WHAT TO DO: Word for word, repeat the entries, minus the pictures.

INPUT MATERIAL:
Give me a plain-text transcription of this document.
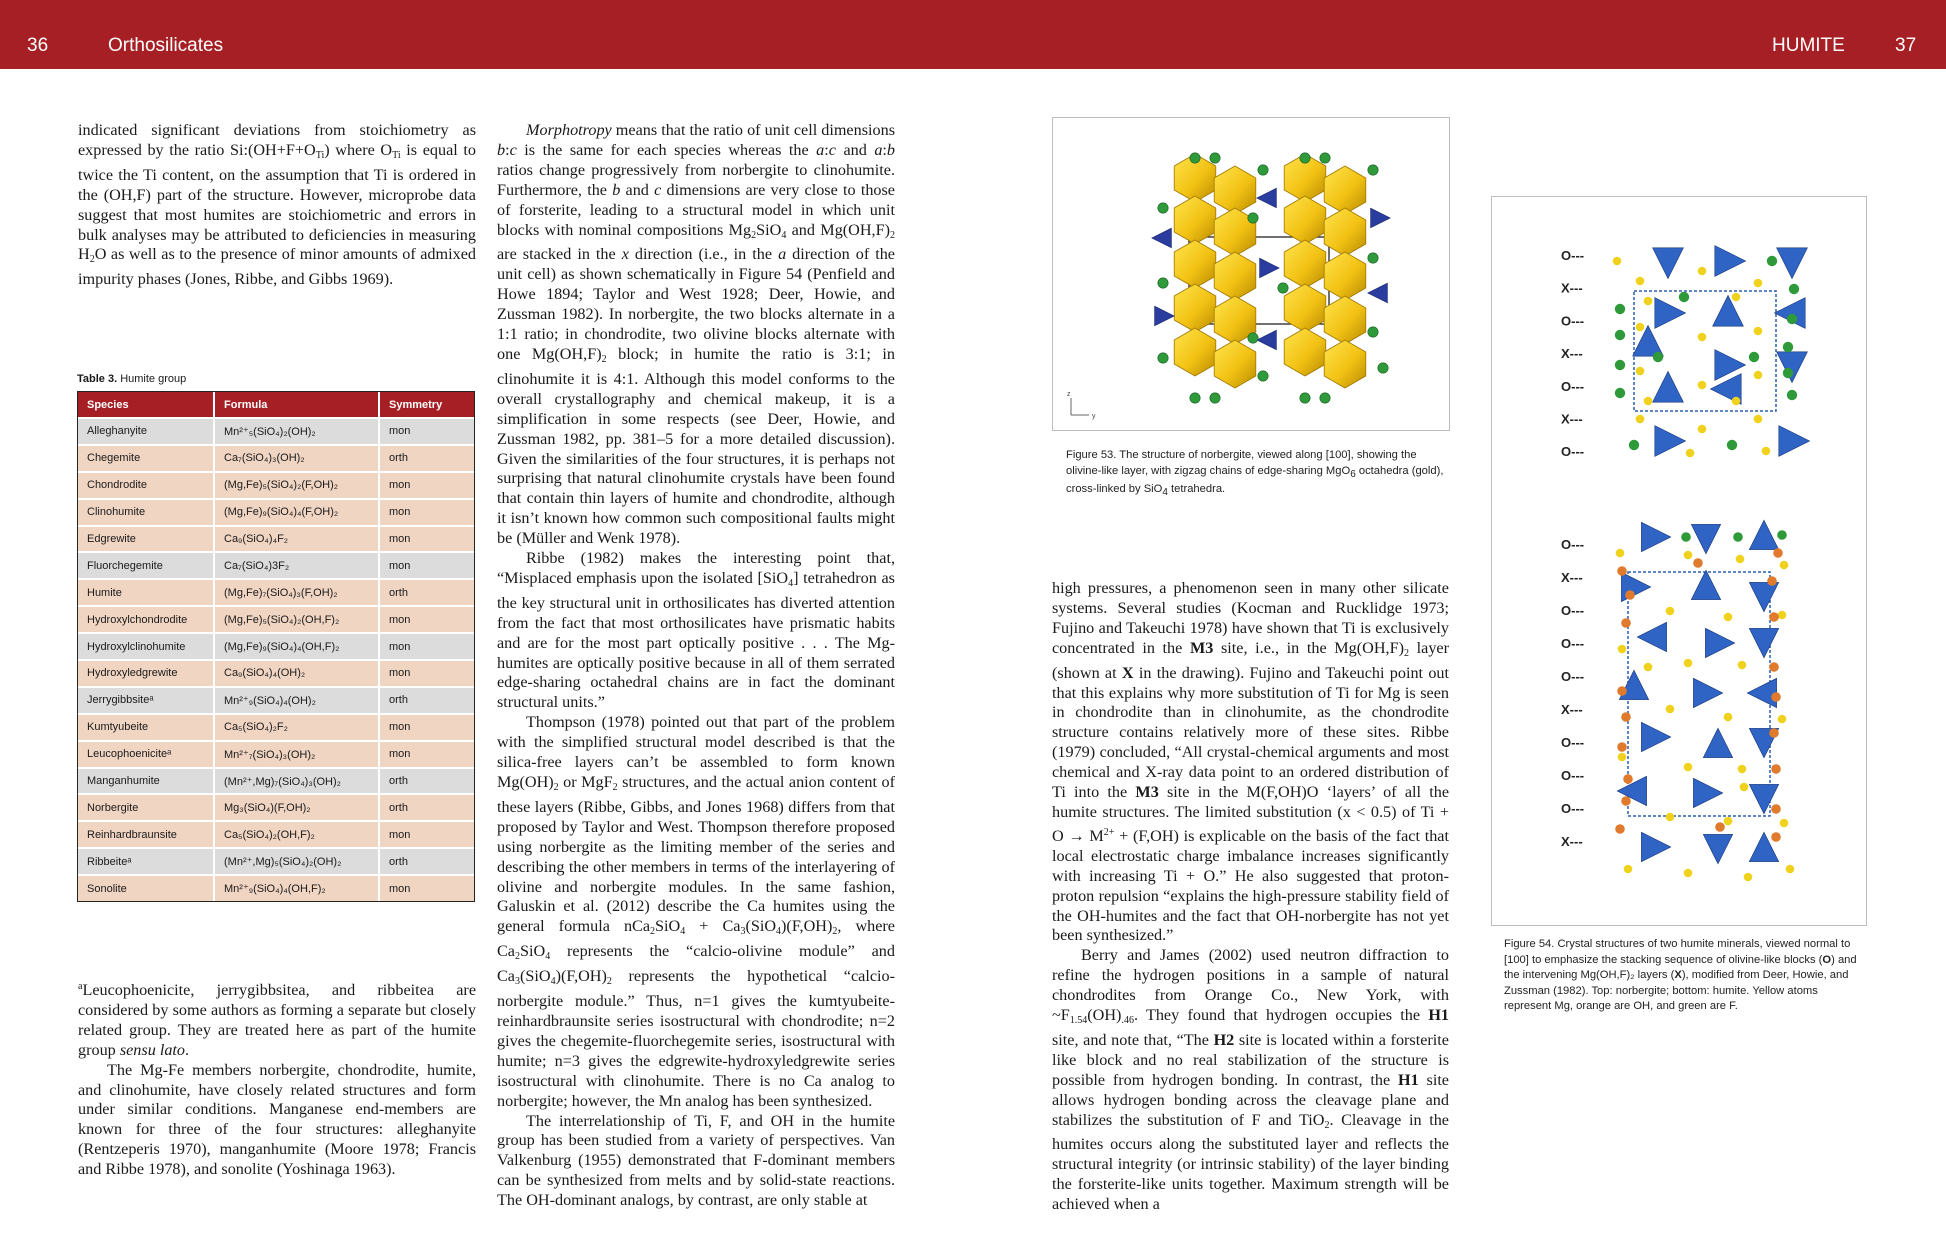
36	Orthosilicates	HUMITE	37

indicated significant deviations from stoichiometry as expressed by the ratio $Si:(OH+F+O_{Ti})$ where $O_{Ti}$ is equal to twice the Ti content, on the assumption that Ti is ordered in the (OH,F) part of the structure. However, microprobe data suggest that most humites are stoichiometric and errors in bulk analyses may be attributed to deficiencies in measuring $H_2O$ as well as to the presence of minor amounts of admixed impurity phases (Jones, Ribbe, and Gibbs 1969).

Table 3. Humite group
Species	Formula	Symmetry
Alleghanyite	Mn²⁺₅(SiO₄)₂(OH)₂	mon
Chegemite	Ca₇(SiO₄)₃(OH)₂	orth
Chondrodite	(Mg,Fe)₅(SiO₄)₂(F,OH)₂	mon
Clinohumite	(Mg,Fe)₉(SiO₄)₄(F,OH)₂	mon
Edgrewite	Ca₉(SiO₄)₄F₂	mon
Fluorchegemite	Ca₇(SiO₄)3F₂	mon
Humite	(Mg,Fe)₇(SiO₄)₃(F,OH)₂	orth
Hydroxylchondrodite	(Mg,Fe)₅(SiO₄)₂(OH,F)₂	mon
Hydroxylclinohumite	(Mg,Fe)₉(SiO₄)₄(OH,F)₂	mon
Hydroxyledgrewite	Ca₉(SiO₄)₄(OH)₂	mon
Jerrygibbsiteᵃ	Mn²⁺₉(SiO₄)₄(OH)₂	orth
Kumtyubeite	Ca₅(SiO₄)₂F₂	mon
Leucophoeniciteᵃ	Mn²⁺₇(SiO₄)₃(OH)₂	mon
Manganhumite	(Mn²⁺,Mg)₇(SiO₄)₃(OH)₂	orth
Norbergite	Mg₃(SiO₄)(F,OH)₂	orth
Reinhardbraunsite	Ca₅(SiO₄)₂(OH,F)₂	mon
Ribbeiteᵃ	(Mn²⁺,Mg)₅(SiO₄)₂(OH)₂	orth
Sonolite	Mn²⁺₉(SiO₄)₄(OH,F)₂	mon

$^a$Leucophoenicite, jerrygibbsitea, and ribbeitea are considered by some authors as forming a separate but closely related group. They are treated here as part of the humite group sensu lato.

The Mg-Fe members norbergite, chondrodite, humite, and clinohumite, have closely related structures and form under similar conditions. Manganese end-members are known for three of the four structures: alleghanyite (Rentzeperis 1970), manganhumite (Moore 1978; Francis and Ribbe 1978), and sonolite (Yoshinaga 1963).

Morphotropy means that the ratio of unit cell dimensions b:c is the same for each species whereas the a:c and a:b ratios change progressively from norbergite to clinohumite. Furthermore, the b and c dimensions are very close to those of forsterite, leading to a structural model in which unit blocks with nominal compositions $Mg_2SiO_4$ and $Mg(OH,F)_2$ are stacked in the x direction (i.e., in the a direction of the unit cell) as shown schematically in Figure 54 (Penfield and Howe 1894; Taylor and West 1928; Deer, Howie, and Zussman 1982). In norbergite, the two blocks alternate in a 1:1 ratio; in chondrodite, two olivine blocks alternate with one $Mg(OH,F)_2$ block; in humite the ratio is 3:1; in clinohumite it is 4:1. Although this model conforms to the overall crystallography and chemical makeup, it is a simplification in some respects (see Deer, Howie, and Zussman 1982, pp. 381–5 for a more detailed discussion). Given the similarities of the four structures, it is perhaps not surprising that natural clinohumite crystals have been found that contain thin layers of humite and chondrodite, although it isn’t known how common such compositional faults might be (Müller and Wenk 1978).

Ribbe (1982) makes the interesting point that, “Misplaced emphasis upon the isolated [SiO$_4$] tetrahedron as the key structural unit in orthosilicates has diverted attention from the fact that most orthosilicates have prismatic habits and are for the most part optically positive . . . The Mg-humites are optically positive because in all of them serrated edge-sharing octahedral chains are in fact the dominant structural units.”

Thompson (1978) pointed out that part of the problem with the simplified structural model described is that the silica-free layers can’t be assembled to form known $Mg(OH)_2$ or MgF$_2$ structures, and the actual anion content of these layers (Ribbe, Gibbs, and Jones 1968) differs from that proposed by Taylor and West. Thompson therefore proposed using norbergite as the limiting member of the series and describing the other members in terms of the interlayering of olivine and norbergite modules. In the same fashion, Galuskin et al. (2012) describe the Ca humites using the general formula $nCa_2SiO_4 + Ca_3(SiO_4)(F,OH)_2$, where $Ca_2SiO_4$ represents the “calcio-olivine module” and $Ca_3(SiO_4)(F,OH)_2$ represents the hypothetical “calcio-norbergite module.” Thus, n=1 gives the kumtyubeite-reinhardbraunsite series isostructural with chondrodite; n=2 gives the chegemite-fluorchegemite series, isostructural with humite; n=3 gives the edgrewite-hydroxyledgrewite series isostructural with clinohumite. There is no Ca analog to norbergite; however, the Mn analog has been synthesized.

The interrelationship of Ti, F, and OH in the humite group has been studied from a variety of perspectives. Van Valkenburg (1955) demonstrated that F-dominant members can be synthesized from melts and by solid-state reactions. The OH-dominant analogs, by contrast, are only stable at

z
y
Figure 53. The structure of norbergite, viewed along [100], showing the olivine-like layer, with zigzag chains of edge-sharing MgO6 octahedra (gold), cross-linked by SiO4 tetrahedra.

high pressures, a phenomenon seen in many other silicate systems. Several studies (Kocman and Rucklidge 1973; Fujino and Takeuchi 1978) have shown that Ti is exclusively concentrated in the M3 site, i.e., in the $Mg(OH,F)_2$ layer (shown at X in the drawing). Fujino and Takeuchi point out that this explains why more substitution of Ti for Mg is seen in chondrodite than in clinohumite, as the chondrodite structure contains relatively more of these sites. Ribbe (1979) concluded, “All crystal-chemical arguments and most chemical and X-ray data point to an ordered distribution of Ti into the M3 site in the M(F,OH)O ‘layers’ of all the humite structures. The limited substitution (x < 0.5) of $Ti + O \to M^{2+} + (F,OH)$ is explicable on the basis of the fact that local electrostatic charge imbalance increases significantly with increasing Ti + O.” He also suggested that proton-proton repulsion “explains the high-pressure stability field of the OH-humites and the fact that OH-norbergite has not yet been synthesized.”

Berry and James (2002) used neutron diffraction to refine the hydrogen positions in a sample of natural chondrodites from Orange Co., New York, with $\sim F_{1.54}(OH)_{.46}$. They found that hydrogen occupies the H1 site, and note that, “The H2 site is located within a forsterite like block and no real stabilization of the structure is possible from hydrogen bonding. In contrast, the H1 site allows hydrogen bonding across the cleavage plane and stabilizes the substitution of F and TiO$_2$. Cleavage in the humites occurs along the substituted layer and reflects the structural integrity (or intrinsic stability) of the layer binding the forsterite-like units together. Maximum strength will be achieved when a

O---
X---
O---
X---
O---
X---
O---
O---
X---
O---
O---
O---
X---
O---
O---
O---
X---
Figure 54. Crystal structures of two humite minerals, viewed normal to [100] to emphasize the stacking sequence of olivine-like blocks (O) and the intervening Mg(OH,F)₂ layers (X), modified from Deer, Howie, and Zussman (1982). Top: norbergite; bottom: humite. Yellow atoms represent Mg, orange are OH, and green are F.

EXERCISE SOLUTION:
Give me a plain-text transcription of this document.
36	Orthosilicates	HUMITE	37

indicated significant deviations from stoichiometry as expressed by the ratio $Si:(OH+F+O_{Ti})$ where $O_{Ti}$ is equal to twice the Ti content, on the assumption that Ti is ordered in the (OH,F) part of the structure. However, microprobe data suggest that most humites are stoichiometric and errors in bulk analyses may be attributed to deficiencies in measuring $H_2O$ as well as to the presence of minor amounts of admixed impurity phases (Jones, Ribbe, and Gibbs 1969).

Table 3. Humite group
Species	Formula	Symmetry
Alleghanyite	Mn²⁺₅(SiO₄)₂(OH)₂	mon
Chegemite	Ca₇(SiO₄)₃(OH)₂	orth
Chondrodite	(Mg,Fe)₅(SiO₄)₂(F,OH)₂	mon
Clinohumite	(Mg,Fe)₉(SiO₄)₄(F,OH)₂	mon
Edgrewite	Ca₉(SiO₄)₄F₂	mon
Fluorchegemite	Ca₇(SiO₄)3F₂	mon
Humite	(Mg,Fe)₇(SiO₄)₃(F,OH)₂	orth
Hydroxylchondrodite	(Mg,Fe)₅(SiO₄)₂(OH,F)₂	mon
Hydroxylclinohumite	(Mg,Fe)₉(SiO₄)₄(OH,F)₂	mon
Hydroxyledgrewite	Ca₉(SiO₄)₄(OH)₂	mon
Jerrygibbsiteᵃ	Mn²⁺₉(SiO₄)₄(OH)₂	orth
Kumtyubeite	Ca₅(SiO₄)₂F₂	mon
Leucophoeniciteᵃ	Mn²⁺₇(SiO₄)₃(OH)₂	mon
Manganhumite	(Mn²⁺,Mg)₇(SiO₄)₃(OH)₂	orth
Norbergite	Mg₃(SiO₄)(F,OH)₂	orth
Reinhardbraunsite	Ca₅(SiO₄)₂(OH,F)₂	mon
Ribbeiteᵃ	(Mn²⁺,Mg)₅(SiO₄)₂(OH)₂	orth
Sonolite	Mn²⁺₉(SiO₄)₄(OH,F)₂	mon

$^a$Leucophoenicite, jerrygibbsitea, and ribbeitea are considered by some authors as forming a separate but closely related group. They are treated here as part of the humite group sensu lato.

The Mg-Fe members norbergite, chondrodite, humite, and clinohumite, have closely related structures and form under similar conditions. Manganese end-members are known for three of the four structures: alleghanyite (Rentzeperis 1970), manganhumite (Moore 1978; Francis and Ribbe 1978), and sonolite (Yoshinaga 1963).

Morphotropy means that the ratio of unit cell dimensions b:c is the same for each species whereas the a:c and a:b ratios change progressively from norbergite to clinohumite. Furthermore, the b and c dimensions are very close to those of forsterite, leading to a structural model in which unit blocks with nominal compositions $Mg_2SiO_4$ and $Mg(OH,F)_2$ are stacked in the x direction (i.e., in the a direction of the unit cell) as shown schematically in Figure 54 (Penfield and Howe 1894; Taylor and West 1928; Deer, Howie, and Zussman 1982). In norbergite, the two blocks alternate in a 1:1 ratio; in chondrodite, two olivine blocks alternate with one $Mg(OH,F)_2$ block; in humite the ratio is 3:1; in clinohumite it is 4:1. Although this model conforms to the overall crystallography and chemical makeup, it is a simplification in some respects (see Deer, Howie, and Zussman 1982, pp. 381–5 for a more detailed discussion). Given the similarities of the four structures, it is perhaps not surprising that natural clinohumite crystals have been found that contain thin layers of humite and chondrodite, although it isn’t known how common such compositional faults might be (Müller and Wenk 1978).

Ribbe (1982) makes the interesting point that, “Misplaced emphasis upon the isolated [SiO$_4$] tetrahedron as the key structural unit in orthosilicates has diverted attention from the fact that most orthosilicates have prismatic habits and are for the most part optically positive . . . The Mg-humites are optically positive because in all of them serrated edge-sharing octahedral chains are in fact the dominant structural units.”

Thompson (1978) pointed out that part of the problem with the simplified structural model described is that the silica-free layers can’t be assembled to form known $Mg(OH)_2$ or MgF$_2$ structures, and the actual anion content of these layers (Ribbe, Gibbs, and Jones 1968) differs from that proposed by Taylor and West. Thompson therefore proposed using norbergite as the limiting member of the series and describing the other members in terms of the interlayering of olivine and norbergite modules. In the same fashion, Galuskin et al. (2012) describe the Ca humites using the general formula $nCa_2SiO_4 + Ca_3(SiO_4)(F,OH)_2$, where $Ca_2SiO_4$ represents the “calcio-olivine module” and $Ca_3(SiO_4)(F,OH)_2$ represents the hypothetical “calcio-norbergite module.” Thus, n=1 gives the kumtyubeite-reinhardbraunsite series isostructural with chondrodite; n=2 gives the chegemite-fluorchegemite series, isostructural with humite; n=3 gives the edgrewite-hydroxyledgrewite series isostructural with clinohumite. There is no Ca analog to norbergite; however, the Mn analog has been synthesized.

The interrelationship of Ti, F, and OH in the humite group has been studied from a variety of perspectives. Van Valkenburg (1955) demonstrated that F-dominant members can be synthesized from melts and by solid-state reactions. The OH-dominant analogs, by contrast, are only stable at

z
y
Figure 53. The structure of norbergite, viewed along [100], showing the olivine-like layer, with zigzag chains of edge-sharing MgO6 octahedra (gold), cross-linked by SiO4 tetrahedra.

high pressures, a phenomenon seen in many other silicate systems. Several studies (Kocman and Rucklidge 1973; Fujino and Takeuchi 1978) have shown that Ti is exclusively concentrated in the M3 site, i.e., in the $Mg(OH,F)_2$ layer (shown at X in the drawing). Fujino and Takeuchi point out that this explains why more substitution of Ti for Mg is seen in chondrodite than in clinohumite, as the chondrodite structure contains relatively more of these sites. Ribbe (1979) concluded, “All crystal-chemical arguments and most chemical and X-ray data point to an ordered distribution of Ti into the M3 site in the M(F,OH)O ‘layers’ of all the humite structures. The limited substitution (x < 0.5) of $Ti + O \to M^{2+} + (F,OH)$ is explicable on the basis of the fact that local electrostatic charge imbalance increases significantly with increasing Ti + O.” He also suggested that proton-proton repulsion “explains the high-pressure stability field of the OH-humites and the fact that OH-norbergite has not yet been synthesized.”

Berry and James (2002) used neutron diffraction to refine the hydrogen positions in a sample of natural chondrodites from Orange Co., New York, with $\sim F_{1.54}(OH)_{.46}$. They found that hydrogen occupies the H1 site, and note that, “The H2 site is located within a forsterite like block and no real stabilization of the structure is possible from hydrogen bonding. In contrast, the H1 site allows hydrogen bonding across the cleavage plane and stabilizes the substitution of F and TiO$_2$. Cleavage in the humites occurs along the substituted layer and reflects the structural integrity (or intrinsic stability) of the layer binding the forsterite-like units together. Maximum strength will be achieved when a

O---
X---
O---
X---
O---
X---
O---
O---
X---
O---
O---
O---
X---
O---
O---
O---
X---
Figure 54. Crystal structures of two humite minerals, viewed normal to [100] to emphasize the stacking sequence of olivine-like blocks (O) and the intervening Mg(OH,F)₂ layers (X), modified from Deer, Howie, and Zussman (1982). Top: norbergite; bottom: humite. Yellow atoms represent Mg, orange are OH, and green are F.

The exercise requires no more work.